> Material for this task
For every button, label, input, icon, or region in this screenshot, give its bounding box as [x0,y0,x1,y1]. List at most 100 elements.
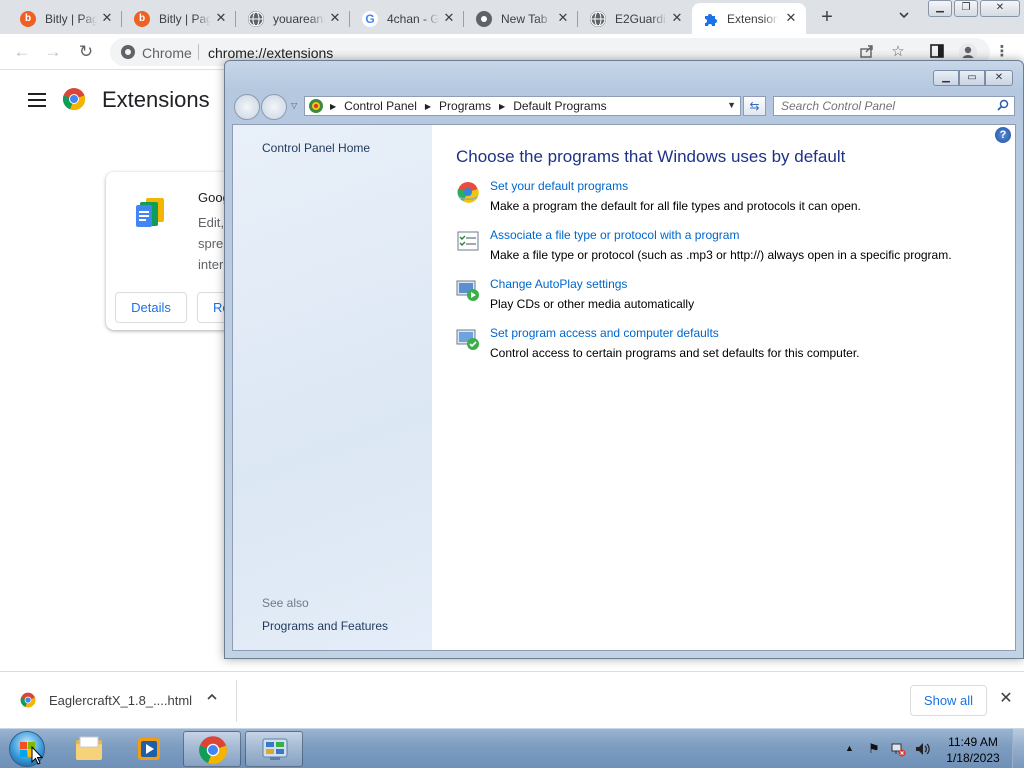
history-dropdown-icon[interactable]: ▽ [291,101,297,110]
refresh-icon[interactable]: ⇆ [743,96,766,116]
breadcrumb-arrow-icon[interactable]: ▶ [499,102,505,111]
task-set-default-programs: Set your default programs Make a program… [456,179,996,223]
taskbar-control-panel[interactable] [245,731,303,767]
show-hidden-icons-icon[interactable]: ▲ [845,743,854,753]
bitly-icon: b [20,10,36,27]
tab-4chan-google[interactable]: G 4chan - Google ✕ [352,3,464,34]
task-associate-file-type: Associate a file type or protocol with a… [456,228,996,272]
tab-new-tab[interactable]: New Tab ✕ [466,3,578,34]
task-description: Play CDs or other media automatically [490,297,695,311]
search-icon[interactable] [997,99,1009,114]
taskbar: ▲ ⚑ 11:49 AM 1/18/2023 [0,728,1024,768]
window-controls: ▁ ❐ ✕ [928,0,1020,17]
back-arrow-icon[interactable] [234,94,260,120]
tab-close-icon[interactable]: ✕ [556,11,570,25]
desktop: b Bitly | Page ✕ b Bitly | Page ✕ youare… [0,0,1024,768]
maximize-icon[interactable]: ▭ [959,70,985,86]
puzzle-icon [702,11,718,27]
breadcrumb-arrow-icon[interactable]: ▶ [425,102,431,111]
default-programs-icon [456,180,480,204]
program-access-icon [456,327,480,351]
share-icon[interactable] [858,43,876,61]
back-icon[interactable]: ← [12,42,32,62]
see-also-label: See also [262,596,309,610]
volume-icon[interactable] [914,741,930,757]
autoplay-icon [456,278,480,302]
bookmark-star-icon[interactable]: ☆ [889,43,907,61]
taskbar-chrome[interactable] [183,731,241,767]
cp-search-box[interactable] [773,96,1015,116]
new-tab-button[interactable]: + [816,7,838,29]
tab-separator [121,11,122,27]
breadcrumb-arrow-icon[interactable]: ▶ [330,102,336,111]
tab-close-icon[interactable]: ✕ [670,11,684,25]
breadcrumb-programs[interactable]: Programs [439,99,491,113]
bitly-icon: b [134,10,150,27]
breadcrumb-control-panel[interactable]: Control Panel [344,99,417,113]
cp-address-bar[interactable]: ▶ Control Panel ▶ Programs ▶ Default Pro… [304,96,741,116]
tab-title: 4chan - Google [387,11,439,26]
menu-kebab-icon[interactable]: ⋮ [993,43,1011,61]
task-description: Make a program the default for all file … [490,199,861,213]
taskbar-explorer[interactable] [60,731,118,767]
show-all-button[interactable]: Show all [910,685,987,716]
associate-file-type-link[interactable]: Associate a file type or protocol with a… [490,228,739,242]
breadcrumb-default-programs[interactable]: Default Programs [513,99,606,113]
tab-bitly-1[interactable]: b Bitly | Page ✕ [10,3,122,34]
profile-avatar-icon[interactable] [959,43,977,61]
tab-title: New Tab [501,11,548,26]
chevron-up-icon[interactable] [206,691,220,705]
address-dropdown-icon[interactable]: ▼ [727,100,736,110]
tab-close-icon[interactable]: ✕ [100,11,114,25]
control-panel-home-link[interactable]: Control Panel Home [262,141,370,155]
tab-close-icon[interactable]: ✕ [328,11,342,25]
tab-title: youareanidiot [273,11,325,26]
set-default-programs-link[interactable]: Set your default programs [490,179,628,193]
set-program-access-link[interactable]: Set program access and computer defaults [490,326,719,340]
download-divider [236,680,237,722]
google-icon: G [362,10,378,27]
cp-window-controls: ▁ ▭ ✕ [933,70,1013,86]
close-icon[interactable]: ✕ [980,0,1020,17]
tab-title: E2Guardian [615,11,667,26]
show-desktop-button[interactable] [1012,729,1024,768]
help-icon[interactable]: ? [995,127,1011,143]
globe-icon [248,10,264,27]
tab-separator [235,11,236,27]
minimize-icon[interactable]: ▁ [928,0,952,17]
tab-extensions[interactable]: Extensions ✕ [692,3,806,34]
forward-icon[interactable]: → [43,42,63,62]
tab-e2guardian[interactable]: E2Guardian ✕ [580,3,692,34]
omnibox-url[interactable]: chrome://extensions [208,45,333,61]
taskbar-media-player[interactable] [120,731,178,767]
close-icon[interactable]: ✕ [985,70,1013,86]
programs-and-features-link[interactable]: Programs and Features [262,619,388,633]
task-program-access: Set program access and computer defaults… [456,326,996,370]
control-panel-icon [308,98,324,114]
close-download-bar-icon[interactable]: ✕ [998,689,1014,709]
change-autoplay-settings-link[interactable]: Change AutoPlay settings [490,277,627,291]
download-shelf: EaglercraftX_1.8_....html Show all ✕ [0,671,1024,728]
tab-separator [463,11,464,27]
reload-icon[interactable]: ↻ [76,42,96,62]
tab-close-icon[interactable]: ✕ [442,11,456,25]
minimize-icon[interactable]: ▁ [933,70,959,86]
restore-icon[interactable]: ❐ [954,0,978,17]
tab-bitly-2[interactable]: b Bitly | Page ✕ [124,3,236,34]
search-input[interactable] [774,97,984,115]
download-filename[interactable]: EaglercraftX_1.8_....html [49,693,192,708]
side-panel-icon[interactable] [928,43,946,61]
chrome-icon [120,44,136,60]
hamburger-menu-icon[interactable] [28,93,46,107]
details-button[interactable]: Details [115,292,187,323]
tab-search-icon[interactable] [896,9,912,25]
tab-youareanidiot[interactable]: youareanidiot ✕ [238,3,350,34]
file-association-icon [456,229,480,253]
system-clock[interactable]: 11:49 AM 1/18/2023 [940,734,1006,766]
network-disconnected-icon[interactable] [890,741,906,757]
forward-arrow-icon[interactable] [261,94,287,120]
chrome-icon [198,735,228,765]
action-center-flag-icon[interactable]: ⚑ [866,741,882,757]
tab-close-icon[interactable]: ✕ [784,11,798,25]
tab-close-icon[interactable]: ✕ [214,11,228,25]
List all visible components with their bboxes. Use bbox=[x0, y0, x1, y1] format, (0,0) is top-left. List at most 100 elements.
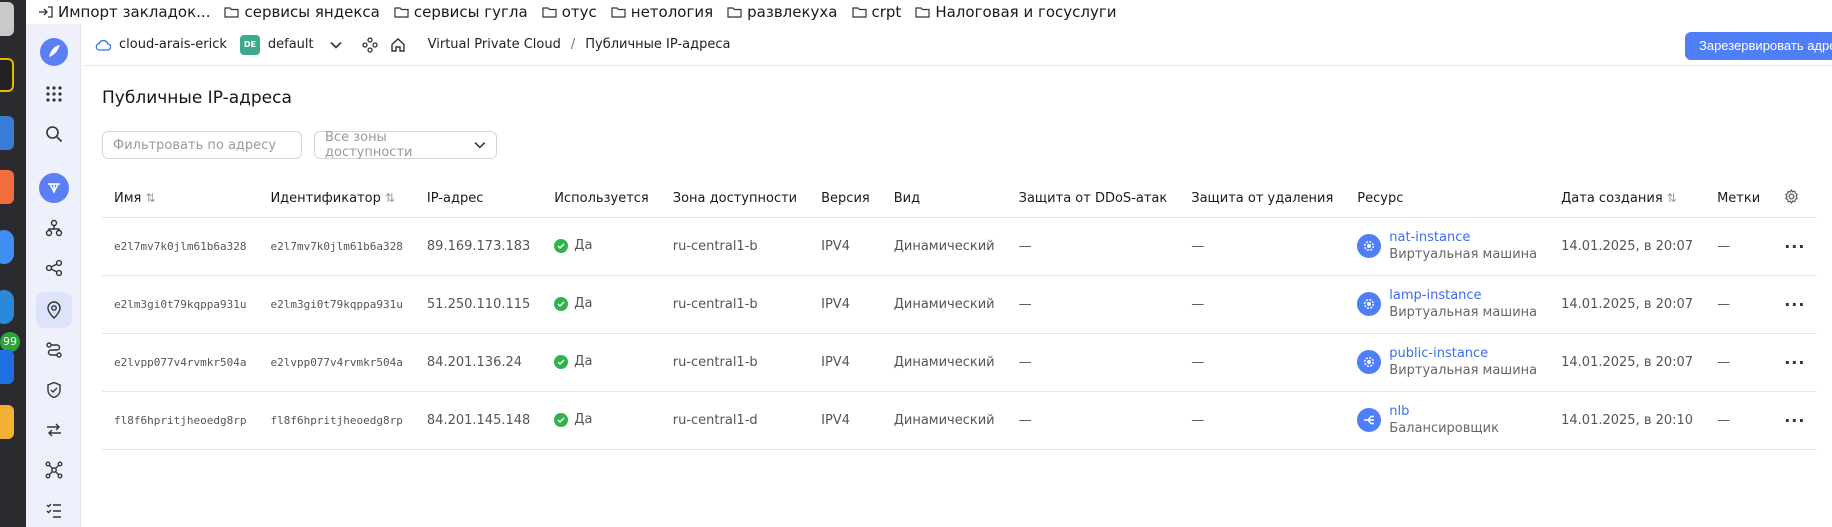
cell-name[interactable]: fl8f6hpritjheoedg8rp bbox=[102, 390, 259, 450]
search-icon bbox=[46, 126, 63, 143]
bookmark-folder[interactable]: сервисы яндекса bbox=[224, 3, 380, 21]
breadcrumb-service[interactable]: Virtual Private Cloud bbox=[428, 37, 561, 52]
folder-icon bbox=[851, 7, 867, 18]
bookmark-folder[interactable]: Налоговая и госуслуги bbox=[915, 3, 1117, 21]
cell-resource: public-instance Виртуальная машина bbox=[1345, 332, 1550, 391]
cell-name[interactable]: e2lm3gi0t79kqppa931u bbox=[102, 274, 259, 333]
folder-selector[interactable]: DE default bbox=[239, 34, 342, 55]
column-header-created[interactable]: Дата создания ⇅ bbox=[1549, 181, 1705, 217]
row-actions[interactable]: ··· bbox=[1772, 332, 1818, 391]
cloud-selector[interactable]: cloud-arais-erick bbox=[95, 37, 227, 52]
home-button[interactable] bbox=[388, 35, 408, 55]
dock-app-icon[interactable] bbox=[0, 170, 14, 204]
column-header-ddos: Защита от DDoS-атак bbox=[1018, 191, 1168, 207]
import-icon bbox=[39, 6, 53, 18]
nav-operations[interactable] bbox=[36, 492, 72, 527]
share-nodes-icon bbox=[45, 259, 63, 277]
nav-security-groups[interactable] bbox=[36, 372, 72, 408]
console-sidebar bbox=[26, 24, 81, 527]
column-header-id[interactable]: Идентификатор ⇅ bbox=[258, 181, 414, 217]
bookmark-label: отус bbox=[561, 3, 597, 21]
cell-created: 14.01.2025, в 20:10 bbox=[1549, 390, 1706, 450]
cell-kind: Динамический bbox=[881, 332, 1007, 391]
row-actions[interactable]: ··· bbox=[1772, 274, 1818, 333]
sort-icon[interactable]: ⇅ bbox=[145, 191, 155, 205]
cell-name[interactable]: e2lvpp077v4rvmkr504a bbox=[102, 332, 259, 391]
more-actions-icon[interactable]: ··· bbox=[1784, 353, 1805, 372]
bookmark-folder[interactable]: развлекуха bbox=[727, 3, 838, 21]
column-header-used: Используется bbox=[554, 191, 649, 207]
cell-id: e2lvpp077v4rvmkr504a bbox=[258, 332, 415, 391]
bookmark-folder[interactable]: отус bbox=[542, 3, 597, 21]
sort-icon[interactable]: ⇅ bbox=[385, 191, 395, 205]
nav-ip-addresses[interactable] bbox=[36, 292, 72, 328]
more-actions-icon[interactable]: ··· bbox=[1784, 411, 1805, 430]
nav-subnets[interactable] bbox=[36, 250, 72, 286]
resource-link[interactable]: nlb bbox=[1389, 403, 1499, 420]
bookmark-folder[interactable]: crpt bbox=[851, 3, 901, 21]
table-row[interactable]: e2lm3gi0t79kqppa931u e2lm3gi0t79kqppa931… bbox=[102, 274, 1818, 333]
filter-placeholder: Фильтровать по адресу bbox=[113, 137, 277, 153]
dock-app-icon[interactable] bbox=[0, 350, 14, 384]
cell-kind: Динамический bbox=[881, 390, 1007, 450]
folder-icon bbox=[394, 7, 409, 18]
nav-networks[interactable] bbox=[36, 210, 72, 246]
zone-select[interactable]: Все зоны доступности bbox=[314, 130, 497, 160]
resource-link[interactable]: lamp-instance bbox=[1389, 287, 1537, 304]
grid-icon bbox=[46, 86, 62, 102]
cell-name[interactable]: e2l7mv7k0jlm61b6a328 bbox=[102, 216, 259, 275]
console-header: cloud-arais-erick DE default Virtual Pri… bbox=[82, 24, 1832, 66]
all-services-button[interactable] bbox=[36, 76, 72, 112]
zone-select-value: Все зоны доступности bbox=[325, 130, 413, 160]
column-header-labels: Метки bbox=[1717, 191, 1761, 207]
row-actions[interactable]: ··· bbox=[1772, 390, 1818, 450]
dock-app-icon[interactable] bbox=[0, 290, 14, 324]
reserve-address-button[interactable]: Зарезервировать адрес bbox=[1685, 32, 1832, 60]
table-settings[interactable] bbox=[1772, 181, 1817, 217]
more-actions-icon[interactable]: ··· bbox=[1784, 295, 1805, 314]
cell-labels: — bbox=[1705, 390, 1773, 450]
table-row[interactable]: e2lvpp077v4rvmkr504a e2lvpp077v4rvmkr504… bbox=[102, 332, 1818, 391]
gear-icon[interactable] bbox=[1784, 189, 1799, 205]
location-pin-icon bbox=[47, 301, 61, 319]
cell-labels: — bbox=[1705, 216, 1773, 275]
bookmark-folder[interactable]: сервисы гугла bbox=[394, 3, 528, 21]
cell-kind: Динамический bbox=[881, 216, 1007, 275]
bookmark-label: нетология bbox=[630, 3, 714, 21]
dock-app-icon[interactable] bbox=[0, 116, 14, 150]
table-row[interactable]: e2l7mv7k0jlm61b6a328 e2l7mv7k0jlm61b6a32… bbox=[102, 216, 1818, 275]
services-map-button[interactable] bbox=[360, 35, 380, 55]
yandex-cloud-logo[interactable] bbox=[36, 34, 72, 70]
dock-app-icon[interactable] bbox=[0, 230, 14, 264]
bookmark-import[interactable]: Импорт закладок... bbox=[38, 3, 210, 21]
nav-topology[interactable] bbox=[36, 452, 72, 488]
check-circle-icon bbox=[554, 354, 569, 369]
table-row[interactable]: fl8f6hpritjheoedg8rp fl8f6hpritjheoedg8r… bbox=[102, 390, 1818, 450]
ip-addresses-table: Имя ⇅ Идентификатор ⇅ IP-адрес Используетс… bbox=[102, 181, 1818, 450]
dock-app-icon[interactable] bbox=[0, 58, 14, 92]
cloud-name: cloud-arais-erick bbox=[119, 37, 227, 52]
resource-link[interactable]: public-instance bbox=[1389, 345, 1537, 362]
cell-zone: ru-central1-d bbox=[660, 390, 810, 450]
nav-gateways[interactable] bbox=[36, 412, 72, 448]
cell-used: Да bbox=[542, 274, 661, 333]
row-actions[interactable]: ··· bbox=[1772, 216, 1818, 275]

> What to produce
Please recast the lines of the records between the line holding "history-dropdown-icon[interactable]: ▽ [291,101,297,110]" and the line holding "task-set-default-programs: Set your", inclusive, as a JSON list of strings, one string per line, leaving out blank lines.

> Task result
[
  "history-dropdown-icon[interactable]: ▽ [291,101,297,110]",
  "refresh-icon[interactable]: ⇆ [743,96,766,116]",
  "breadcrumb-arrow-icon[interactable]: ▶ [499,102,505,111]",
  "task-set-default-programs: Set your default programs Make a program… [456,179,996,223]"
]